Exercise objective =>
Write out the listing exactly as it is given.

>>

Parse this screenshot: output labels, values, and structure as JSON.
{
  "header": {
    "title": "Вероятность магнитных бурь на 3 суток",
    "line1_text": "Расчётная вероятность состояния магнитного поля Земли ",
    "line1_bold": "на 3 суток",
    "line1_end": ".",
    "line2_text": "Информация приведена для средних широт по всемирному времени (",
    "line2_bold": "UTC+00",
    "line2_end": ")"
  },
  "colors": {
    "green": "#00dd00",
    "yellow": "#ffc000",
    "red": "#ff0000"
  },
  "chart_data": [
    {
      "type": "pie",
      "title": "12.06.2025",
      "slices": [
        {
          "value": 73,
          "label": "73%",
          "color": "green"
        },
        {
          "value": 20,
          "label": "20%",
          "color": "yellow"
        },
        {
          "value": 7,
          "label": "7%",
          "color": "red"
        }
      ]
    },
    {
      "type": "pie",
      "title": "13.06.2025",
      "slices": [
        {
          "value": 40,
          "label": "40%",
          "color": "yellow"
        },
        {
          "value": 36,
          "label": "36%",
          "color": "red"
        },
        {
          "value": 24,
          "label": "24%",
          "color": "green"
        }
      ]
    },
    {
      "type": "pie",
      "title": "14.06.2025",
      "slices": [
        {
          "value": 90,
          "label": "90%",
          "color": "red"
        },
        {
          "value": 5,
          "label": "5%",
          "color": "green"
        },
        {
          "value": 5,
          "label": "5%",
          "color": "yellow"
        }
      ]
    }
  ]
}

<<

Result =>
Parse this screenshot: output labels, values, and structure as JSON.
{
  "header": {
    "title": "Вероятность магнитных бурь на 3 суток",
    "line1_text": "Расчётная вероятность состояния магнитного поля Земли ",
    "line1_bold": "на 3 суток",
    "line1_end": ".",
    "line2_text": "Информация приведена для средних широт по всемирному времени (",
    "line2_bold": "UTC+00",
    "line2_end": ")"
  },
  "colors": {
    "green": "#00dd00",
    "yellow": "#ffc000",
    "red": "#ff0000"
  },
  "chart_data": [
    {
      "type": "pie",
      "title": "12.06.2025",
      "slices": [
        {
          "value": 73,
          "label": "73%",
          "color": "green"
        },
        {
          "value": 20,
          "label": "20%",
          "color": "yellow"
        },
        {
          "value": 7,
          "label": "7%",
          "color": "red"
        }
      ]
    },
    {
      "type": "pie",
      "title": "13.06.2025",
      "slices": [
        {
          "value": 40,
          "label": "40%",
          "color": "yellow"
        },
        {
          "value": 36,
          "label": "36%",
          "color": "red"
        },
        {
          "value": 24,
          "label": "24%",
          "color": "green"
        }
      ]
    },
    {
      "type": "pie",
      "title": "14.06.2025",
      "slices": [
        {
          "value": 90,
          "label": "90%",
          "color": "red"
        },
        {
          "value": 5,
          "label": "5%",
          "color": "green"
        },
        {
          "value": 5,
          "label": "5%",
          "color": "yellow"
        }
      ]
    }
  ]
}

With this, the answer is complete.